» **Stored records**:
◇ ◇ ◇ ◇ ◇ ◇ ◇

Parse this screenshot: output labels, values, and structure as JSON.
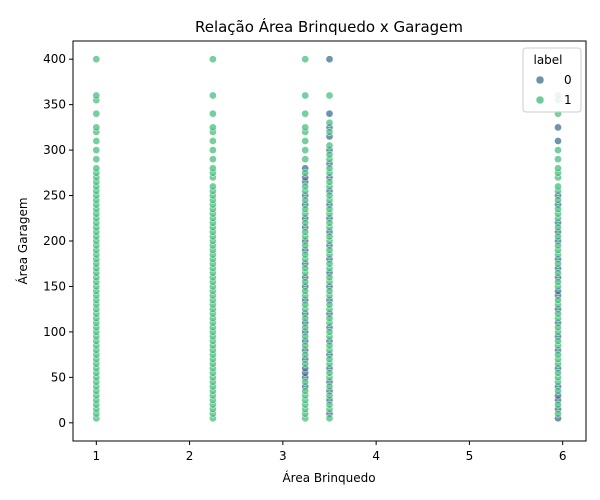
{
  "chart_data": {
    "type": "scatter",
    "title": "Relação Área Brinquedo x Garagem",
    "xlabel": "Área Brinquedo",
    "ylabel": "Área Garagem",
    "xlim": [
      0.75,
      6.25
    ],
    "ylim": [
      -20,
      420
    ],
    "xticks": [
      1,
      2,
      3,
      4,
      5,
      6
    ],
    "yticks": [
      0,
      50,
      100,
      150,
      200,
      250,
      300,
      350,
      400
    ],
    "grid": false,
    "legend": {
      "title": "label",
      "placement": "top-right",
      "entries": [
        {
          "label": "0",
          "color": "#3b6f8a"
        },
        {
          "label": "1",
          "color": "#3dbb78"
        }
      ]
    },
    "series": [
      {
        "name": "0",
        "color": "#33678a",
        "points": [
          [
            3.24,
            40
          ],
          [
            3.24,
            50
          ],
          [
            3.24,
            55
          ],
          [
            3.24,
            60
          ],
          [
            3.24,
            70
          ],
          [
            3.24,
            80
          ],
          [
            3.24,
            90
          ],
          [
            3.24,
            100
          ],
          [
            3.24,
            110
          ],
          [
            3.24,
            120
          ],
          [
            3.24,
            135
          ],
          [
            3.24,
            150
          ],
          [
            3.24,
            160
          ],
          [
            3.24,
            175
          ],
          [
            3.24,
            190
          ],
          [
            3.24,
            200
          ],
          [
            3.24,
            215
          ],
          [
            3.24,
            225
          ],
          [
            3.24,
            240
          ],
          [
            3.24,
            250
          ],
          [
            3.24,
            265
          ],
          [
            3.24,
            270
          ],
          [
            3.24,
            280
          ],
          [
            3.5,
            10
          ],
          [
            3.5,
            25
          ],
          [
            3.5,
            35
          ],
          [
            3.5,
            45
          ],
          [
            3.5,
            60
          ],
          [
            3.5,
            75
          ],
          [
            3.5,
            90
          ],
          [
            3.5,
            105
          ],
          [
            3.5,
            120
          ],
          [
            3.5,
            135
          ],
          [
            3.5,
            150
          ],
          [
            3.5,
            165
          ],
          [
            3.5,
            180
          ],
          [
            3.5,
            195
          ],
          [
            3.5,
            210
          ],
          [
            3.5,
            225
          ],
          [
            3.5,
            240
          ],
          [
            3.5,
            255
          ],
          [
            3.5,
            270
          ],
          [
            3.5,
            285
          ],
          [
            3.5,
            300
          ],
          [
            3.5,
            315
          ],
          [
            3.5,
            325
          ],
          [
            3.5,
            340
          ],
          [
            3.5,
            400
          ],
          [
            5.95,
            5
          ],
          [
            5.95,
            15
          ],
          [
            5.95,
            25
          ],
          [
            5.95,
            30
          ],
          [
            5.95,
            40
          ],
          [
            5.95,
            60
          ],
          [
            5.95,
            80
          ],
          [
            5.95,
            95
          ],
          [
            5.95,
            110
          ],
          [
            5.95,
            125
          ],
          [
            5.95,
            140
          ],
          [
            5.95,
            145
          ],
          [
            5.95,
            160
          ],
          [
            5.95,
            170
          ],
          [
            5.95,
            180
          ],
          [
            5.95,
            200
          ],
          [
            5.95,
            210
          ],
          [
            5.95,
            220
          ],
          [
            5.95,
            240
          ],
          [
            5.95,
            250
          ],
          [
            5.95,
            310
          ],
          [
            5.95,
            325
          ]
        ]
      },
      {
        "name": "1",
        "color": "#3dbb78",
        "points": [
          [
            1,
            5
          ],
          [
            1,
            10
          ],
          [
            1,
            15
          ],
          [
            1,
            20
          ],
          [
            1,
            25
          ],
          [
            1,
            30
          ],
          [
            1,
            35
          ],
          [
            1,
            40
          ],
          [
            1,
            45
          ],
          [
            1,
            50
          ],
          [
            1,
            55
          ],
          [
            1,
            60
          ],
          [
            1,
            65
          ],
          [
            1,
            70
          ],
          [
            1,
            75
          ],
          [
            1,
            80
          ],
          [
            1,
            85
          ],
          [
            1,
            90
          ],
          [
            1,
            95
          ],
          [
            1,
            100
          ],
          [
            1,
            105
          ],
          [
            1,
            110
          ],
          [
            1,
            115
          ],
          [
            1,
            120
          ],
          [
            1,
            125
          ],
          [
            1,
            130
          ],
          [
            1,
            135
          ],
          [
            1,
            140
          ],
          [
            1,
            145
          ],
          [
            1,
            150
          ],
          [
            1,
            155
          ],
          [
            1,
            160
          ],
          [
            1,
            165
          ],
          [
            1,
            170
          ],
          [
            1,
            175
          ],
          [
            1,
            180
          ],
          [
            1,
            185
          ],
          [
            1,
            190
          ],
          [
            1,
            195
          ],
          [
            1,
            200
          ],
          [
            1,
            205
          ],
          [
            1,
            210
          ],
          [
            1,
            215
          ],
          [
            1,
            220
          ],
          [
            1,
            225
          ],
          [
            1,
            230
          ],
          [
            1,
            235
          ],
          [
            1,
            240
          ],
          [
            1,
            245
          ],
          [
            1,
            250
          ],
          [
            1,
            255
          ],
          [
            1,
            260
          ],
          [
            1,
            265
          ],
          [
            1,
            270
          ],
          [
            1,
            275
          ],
          [
            1,
            280
          ],
          [
            1,
            290
          ],
          [
            1,
            300
          ],
          [
            1,
            310
          ],
          [
            1,
            320
          ],
          [
            1,
            325
          ],
          [
            1,
            340
          ],
          [
            1,
            355
          ],
          [
            1,
            360
          ],
          [
            1,
            400
          ],
          [
            2.25,
            5
          ],
          [
            2.25,
            10
          ],
          [
            2.25,
            15
          ],
          [
            2.25,
            20
          ],
          [
            2.25,
            25
          ],
          [
            2.25,
            30
          ],
          [
            2.25,
            35
          ],
          [
            2.25,
            40
          ],
          [
            2.25,
            45
          ],
          [
            2.25,
            50
          ],
          [
            2.25,
            55
          ],
          [
            2.25,
            60
          ],
          [
            2.25,
            65
          ],
          [
            2.25,
            70
          ],
          [
            2.25,
            75
          ],
          [
            2.25,
            80
          ],
          [
            2.25,
            85
          ],
          [
            2.25,
            90
          ],
          [
            2.25,
            95
          ],
          [
            2.25,
            100
          ],
          [
            2.25,
            105
          ],
          [
            2.25,
            110
          ],
          [
            2.25,
            115
          ],
          [
            2.25,
            120
          ],
          [
            2.25,
            125
          ],
          [
            2.25,
            130
          ],
          [
            2.25,
            135
          ],
          [
            2.25,
            140
          ],
          [
            2.25,
            145
          ],
          [
            2.25,
            150
          ],
          [
            2.25,
            155
          ],
          [
            2.25,
            160
          ],
          [
            2.25,
            165
          ],
          [
            2.25,
            170
          ],
          [
            2.25,
            175
          ],
          [
            2.25,
            180
          ],
          [
            2.25,
            185
          ],
          [
            2.25,
            190
          ],
          [
            2.25,
            195
          ],
          [
            2.25,
            200
          ],
          [
            2.25,
            205
          ],
          [
            2.25,
            210
          ],
          [
            2.25,
            215
          ],
          [
            2.25,
            220
          ],
          [
            2.25,
            225
          ],
          [
            2.25,
            230
          ],
          [
            2.25,
            235
          ],
          [
            2.25,
            240
          ],
          [
            2.25,
            245
          ],
          [
            2.25,
            250
          ],
          [
            2.25,
            255
          ],
          [
            2.25,
            260
          ],
          [
            2.25,
            270
          ],
          [
            2.25,
            275
          ],
          [
            2.25,
            280
          ],
          [
            2.25,
            290
          ],
          [
            2.25,
            300
          ],
          [
            2.25,
            310
          ],
          [
            2.25,
            320
          ],
          [
            2.25,
            325
          ],
          [
            2.25,
            340
          ],
          [
            2.25,
            360
          ],
          [
            2.25,
            400
          ],
          [
            3.24,
            5
          ],
          [
            3.24,
            10
          ],
          [
            3.24,
            15
          ],
          [
            3.24,
            20
          ],
          [
            3.24,
            25
          ],
          [
            3.24,
            30
          ],
          [
            3.24,
            35
          ],
          [
            3.24,
            45
          ],
          [
            3.24,
            65
          ],
          [
            3.24,
            75
          ],
          [
            3.24,
            85
          ],
          [
            3.24,
            95
          ],
          [
            3.24,
            105
          ],
          [
            3.24,
            115
          ],
          [
            3.24,
            125
          ],
          [
            3.24,
            130
          ],
          [
            3.24,
            140
          ],
          [
            3.24,
            145
          ],
          [
            3.24,
            155
          ],
          [
            3.24,
            165
          ],
          [
            3.24,
            170
          ],
          [
            3.24,
            180
          ],
          [
            3.24,
            185
          ],
          [
            3.24,
            195
          ],
          [
            3.24,
            205
          ],
          [
            3.24,
            210
          ],
          [
            3.24,
            220
          ],
          [
            3.24,
            230
          ],
          [
            3.24,
            235
          ],
          [
            3.24,
            245
          ],
          [
            3.24,
            255
          ],
          [
            3.24,
            260
          ],
          [
            3.24,
            275
          ],
          [
            3.24,
            290
          ],
          [
            3.24,
            300
          ],
          [
            3.24,
            310
          ],
          [
            3.24,
            320
          ],
          [
            3.24,
            325
          ],
          [
            3.24,
            340
          ],
          [
            3.24,
            360
          ],
          [
            3.24,
            400
          ],
          [
            3.5,
            5
          ],
          [
            3.5,
            15
          ],
          [
            3.5,
            20
          ],
          [
            3.5,
            30
          ],
          [
            3.5,
            40
          ],
          [
            3.5,
            50
          ],
          [
            3.5,
            55
          ],
          [
            3.5,
            65
          ],
          [
            3.5,
            70
          ],
          [
            3.5,
            80
          ],
          [
            3.5,
            85
          ],
          [
            3.5,
            95
          ],
          [
            3.5,
            100
          ],
          [
            3.5,
            110
          ],
          [
            3.5,
            115
          ],
          [
            3.5,
            125
          ],
          [
            3.5,
            130
          ],
          [
            3.5,
            140
          ],
          [
            3.5,
            145
          ],
          [
            3.5,
            155
          ],
          [
            3.5,
            160
          ],
          [
            3.5,
            170
          ],
          [
            3.5,
            175
          ],
          [
            3.5,
            185
          ],
          [
            3.5,
            190
          ],
          [
            3.5,
            200
          ],
          [
            3.5,
            205
          ],
          [
            3.5,
            215
          ],
          [
            3.5,
            220
          ],
          [
            3.5,
            230
          ],
          [
            3.5,
            235
          ],
          [
            3.5,
            245
          ],
          [
            3.5,
            250
          ],
          [
            3.5,
            260
          ],
          [
            3.5,
            265
          ],
          [
            3.5,
            275
          ],
          [
            3.5,
            280
          ],
          [
            3.5,
            290
          ],
          [
            3.5,
            295
          ],
          [
            3.5,
            305
          ],
          [
            3.5,
            320
          ],
          [
            3.5,
            330
          ],
          [
            3.5,
            360
          ],
          [
            5.95,
            10
          ],
          [
            5.95,
            20
          ],
          [
            5.95,
            35
          ],
          [
            5.95,
            45
          ],
          [
            5.95,
            50
          ],
          [
            5.95,
            55
          ],
          [
            5.95,
            65
          ],
          [
            5.95,
            70
          ],
          [
            5.95,
            75
          ],
          [
            5.95,
            85
          ],
          [
            5.95,
            90
          ],
          [
            5.95,
            100
          ],
          [
            5.95,
            105
          ],
          [
            5.95,
            115
          ],
          [
            5.95,
            120
          ],
          [
            5.95,
            130
          ],
          [
            5.95,
            135
          ],
          [
            5.95,
            150
          ],
          [
            5.95,
            155
          ],
          [
            5.95,
            165
          ],
          [
            5.95,
            175
          ],
          [
            5.95,
            185
          ],
          [
            5.95,
            190
          ],
          [
            5.95,
            195
          ],
          [
            5.95,
            205
          ],
          [
            5.95,
            215
          ],
          [
            5.95,
            225
          ],
          [
            5.95,
            230
          ],
          [
            5.95,
            235
          ],
          [
            5.95,
            245
          ],
          [
            5.95,
            255
          ],
          [
            5.95,
            260
          ],
          [
            5.95,
            270
          ],
          [
            5.95,
            275
          ],
          [
            5.95,
            280
          ],
          [
            5.95,
            290
          ],
          [
            5.95,
            300
          ],
          [
            5.95,
            340
          ],
          [
            5.95,
            355
          ],
          [
            5.95,
            360
          ]
        ]
      }
    ]
  }
}
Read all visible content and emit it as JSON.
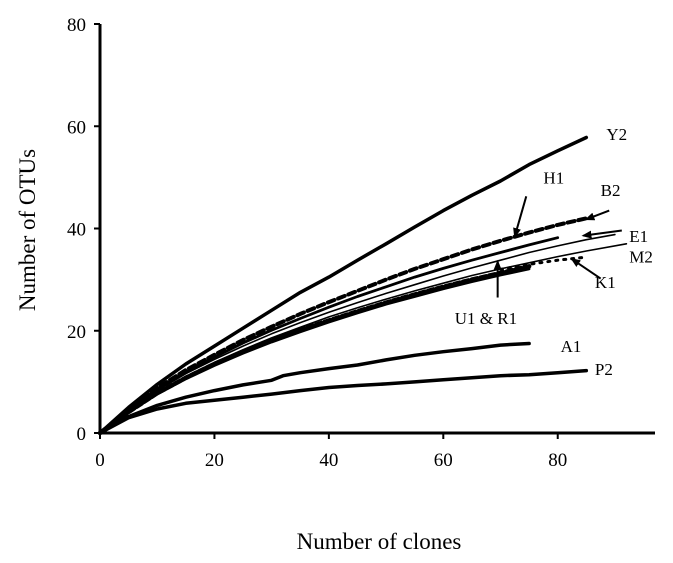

◇ ◇ ◇ ◇ ◇ ◇ ◇

» **Work to do**:
Find the string "color" in the entries above and return each line that holds it.

» **Reply to the exercise**:
          "color": "#3b6f8a"
          "color": "#3dbb78"
        "color": "#33678a",
        "color": "#3dbb78",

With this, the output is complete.